— START OF Material supplied —

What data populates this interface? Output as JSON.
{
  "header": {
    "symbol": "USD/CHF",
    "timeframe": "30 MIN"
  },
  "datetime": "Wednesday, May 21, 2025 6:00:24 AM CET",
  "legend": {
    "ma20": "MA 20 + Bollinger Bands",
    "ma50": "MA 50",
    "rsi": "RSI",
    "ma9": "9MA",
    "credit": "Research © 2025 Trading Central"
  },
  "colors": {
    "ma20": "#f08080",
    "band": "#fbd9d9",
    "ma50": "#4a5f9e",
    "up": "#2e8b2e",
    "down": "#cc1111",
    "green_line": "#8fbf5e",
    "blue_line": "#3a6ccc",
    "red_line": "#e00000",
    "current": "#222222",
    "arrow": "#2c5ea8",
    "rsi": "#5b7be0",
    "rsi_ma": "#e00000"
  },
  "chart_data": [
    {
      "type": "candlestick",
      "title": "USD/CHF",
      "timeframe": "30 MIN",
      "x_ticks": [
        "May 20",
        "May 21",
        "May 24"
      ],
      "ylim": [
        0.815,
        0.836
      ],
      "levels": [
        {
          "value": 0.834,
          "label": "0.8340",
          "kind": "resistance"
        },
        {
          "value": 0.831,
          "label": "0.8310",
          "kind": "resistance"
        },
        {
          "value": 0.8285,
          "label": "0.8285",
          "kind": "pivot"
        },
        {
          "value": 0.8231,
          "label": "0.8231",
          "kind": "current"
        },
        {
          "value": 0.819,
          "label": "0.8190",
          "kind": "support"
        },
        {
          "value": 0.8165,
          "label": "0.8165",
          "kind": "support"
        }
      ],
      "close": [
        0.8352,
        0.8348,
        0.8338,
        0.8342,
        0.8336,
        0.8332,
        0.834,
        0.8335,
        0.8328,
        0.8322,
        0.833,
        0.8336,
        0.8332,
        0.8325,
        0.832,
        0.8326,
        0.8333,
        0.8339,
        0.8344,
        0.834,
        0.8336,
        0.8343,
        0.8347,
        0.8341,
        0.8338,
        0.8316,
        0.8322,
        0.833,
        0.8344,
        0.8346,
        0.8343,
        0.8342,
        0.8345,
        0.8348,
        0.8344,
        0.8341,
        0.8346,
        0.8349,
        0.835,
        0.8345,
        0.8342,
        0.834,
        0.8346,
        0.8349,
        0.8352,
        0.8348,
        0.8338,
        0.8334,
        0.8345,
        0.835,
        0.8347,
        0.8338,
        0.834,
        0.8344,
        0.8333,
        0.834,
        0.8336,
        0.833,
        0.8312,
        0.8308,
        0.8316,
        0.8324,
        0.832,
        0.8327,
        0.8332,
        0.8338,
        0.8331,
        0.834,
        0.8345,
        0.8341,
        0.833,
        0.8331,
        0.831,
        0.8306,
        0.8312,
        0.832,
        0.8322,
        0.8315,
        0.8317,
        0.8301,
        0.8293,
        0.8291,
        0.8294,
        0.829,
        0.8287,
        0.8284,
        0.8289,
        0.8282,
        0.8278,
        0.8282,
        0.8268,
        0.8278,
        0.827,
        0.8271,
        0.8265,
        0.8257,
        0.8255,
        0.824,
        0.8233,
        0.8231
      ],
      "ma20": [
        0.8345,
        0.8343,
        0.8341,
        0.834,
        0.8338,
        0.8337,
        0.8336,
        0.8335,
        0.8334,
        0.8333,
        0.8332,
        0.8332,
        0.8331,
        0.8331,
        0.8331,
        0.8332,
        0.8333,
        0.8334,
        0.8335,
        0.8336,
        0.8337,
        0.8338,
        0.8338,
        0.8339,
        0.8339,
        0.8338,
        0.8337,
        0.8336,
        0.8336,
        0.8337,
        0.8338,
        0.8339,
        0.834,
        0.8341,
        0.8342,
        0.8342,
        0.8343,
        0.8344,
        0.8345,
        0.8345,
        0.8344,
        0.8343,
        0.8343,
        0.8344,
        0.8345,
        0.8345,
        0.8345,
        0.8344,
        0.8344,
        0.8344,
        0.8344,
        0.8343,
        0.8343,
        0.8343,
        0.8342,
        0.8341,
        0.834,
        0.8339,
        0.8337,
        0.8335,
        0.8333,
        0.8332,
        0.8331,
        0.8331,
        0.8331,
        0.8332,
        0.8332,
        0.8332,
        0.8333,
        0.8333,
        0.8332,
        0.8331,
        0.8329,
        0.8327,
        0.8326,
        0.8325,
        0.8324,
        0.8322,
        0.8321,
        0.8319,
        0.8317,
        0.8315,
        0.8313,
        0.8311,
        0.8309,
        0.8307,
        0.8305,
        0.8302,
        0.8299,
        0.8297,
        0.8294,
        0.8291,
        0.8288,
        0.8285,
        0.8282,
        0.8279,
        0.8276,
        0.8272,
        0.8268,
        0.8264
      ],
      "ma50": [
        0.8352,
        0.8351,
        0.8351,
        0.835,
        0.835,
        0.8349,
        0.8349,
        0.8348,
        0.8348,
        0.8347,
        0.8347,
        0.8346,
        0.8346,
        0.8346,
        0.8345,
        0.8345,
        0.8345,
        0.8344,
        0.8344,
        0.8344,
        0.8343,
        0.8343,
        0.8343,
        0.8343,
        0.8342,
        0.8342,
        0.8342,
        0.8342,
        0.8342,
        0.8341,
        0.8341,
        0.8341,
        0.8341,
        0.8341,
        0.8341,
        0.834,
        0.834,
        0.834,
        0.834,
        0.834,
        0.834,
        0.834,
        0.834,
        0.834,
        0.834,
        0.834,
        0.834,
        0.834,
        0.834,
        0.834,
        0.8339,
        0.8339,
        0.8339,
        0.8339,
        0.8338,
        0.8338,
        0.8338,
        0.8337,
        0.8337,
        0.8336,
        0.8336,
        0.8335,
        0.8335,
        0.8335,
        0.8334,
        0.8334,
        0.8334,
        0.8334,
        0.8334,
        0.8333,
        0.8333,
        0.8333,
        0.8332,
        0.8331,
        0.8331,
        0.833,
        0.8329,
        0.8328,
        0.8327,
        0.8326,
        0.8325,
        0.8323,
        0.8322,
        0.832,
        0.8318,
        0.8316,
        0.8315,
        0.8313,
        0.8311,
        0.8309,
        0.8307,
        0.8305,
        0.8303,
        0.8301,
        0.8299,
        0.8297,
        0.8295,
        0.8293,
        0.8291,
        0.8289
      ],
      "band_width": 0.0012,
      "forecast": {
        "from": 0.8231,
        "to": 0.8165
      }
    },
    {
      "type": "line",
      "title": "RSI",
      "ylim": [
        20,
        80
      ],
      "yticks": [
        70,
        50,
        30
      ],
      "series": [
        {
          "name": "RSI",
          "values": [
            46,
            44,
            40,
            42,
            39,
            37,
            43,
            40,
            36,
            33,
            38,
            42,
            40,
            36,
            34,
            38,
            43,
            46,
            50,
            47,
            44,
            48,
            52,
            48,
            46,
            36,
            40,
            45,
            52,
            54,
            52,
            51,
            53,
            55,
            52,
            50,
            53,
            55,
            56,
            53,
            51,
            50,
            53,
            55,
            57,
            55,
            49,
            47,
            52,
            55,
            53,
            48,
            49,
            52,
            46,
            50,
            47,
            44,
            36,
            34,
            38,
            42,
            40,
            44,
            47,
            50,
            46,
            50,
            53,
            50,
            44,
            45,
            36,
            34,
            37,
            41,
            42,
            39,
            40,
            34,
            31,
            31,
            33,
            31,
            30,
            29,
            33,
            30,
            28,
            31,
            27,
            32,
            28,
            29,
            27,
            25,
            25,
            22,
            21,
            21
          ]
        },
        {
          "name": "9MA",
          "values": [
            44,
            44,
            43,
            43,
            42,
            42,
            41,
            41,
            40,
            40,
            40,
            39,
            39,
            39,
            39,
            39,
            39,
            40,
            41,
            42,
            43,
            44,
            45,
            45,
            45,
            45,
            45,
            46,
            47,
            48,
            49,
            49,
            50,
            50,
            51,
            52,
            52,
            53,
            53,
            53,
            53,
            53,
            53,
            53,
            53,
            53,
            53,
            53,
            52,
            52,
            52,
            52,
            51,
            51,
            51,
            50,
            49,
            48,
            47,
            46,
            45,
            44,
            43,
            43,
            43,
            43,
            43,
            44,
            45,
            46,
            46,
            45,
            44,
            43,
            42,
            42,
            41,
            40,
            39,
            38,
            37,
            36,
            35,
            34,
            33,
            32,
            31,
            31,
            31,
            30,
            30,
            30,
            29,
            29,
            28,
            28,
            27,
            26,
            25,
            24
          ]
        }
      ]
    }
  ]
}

— END OF Material supplied —

Using the records above, copy each line that contains "label".

          "label": "0.8340",
          "label": "0.8310",
          "label": "0.8285",
          "label": "0.8231",
          "label": "0.8190",
          "label": "0.8165",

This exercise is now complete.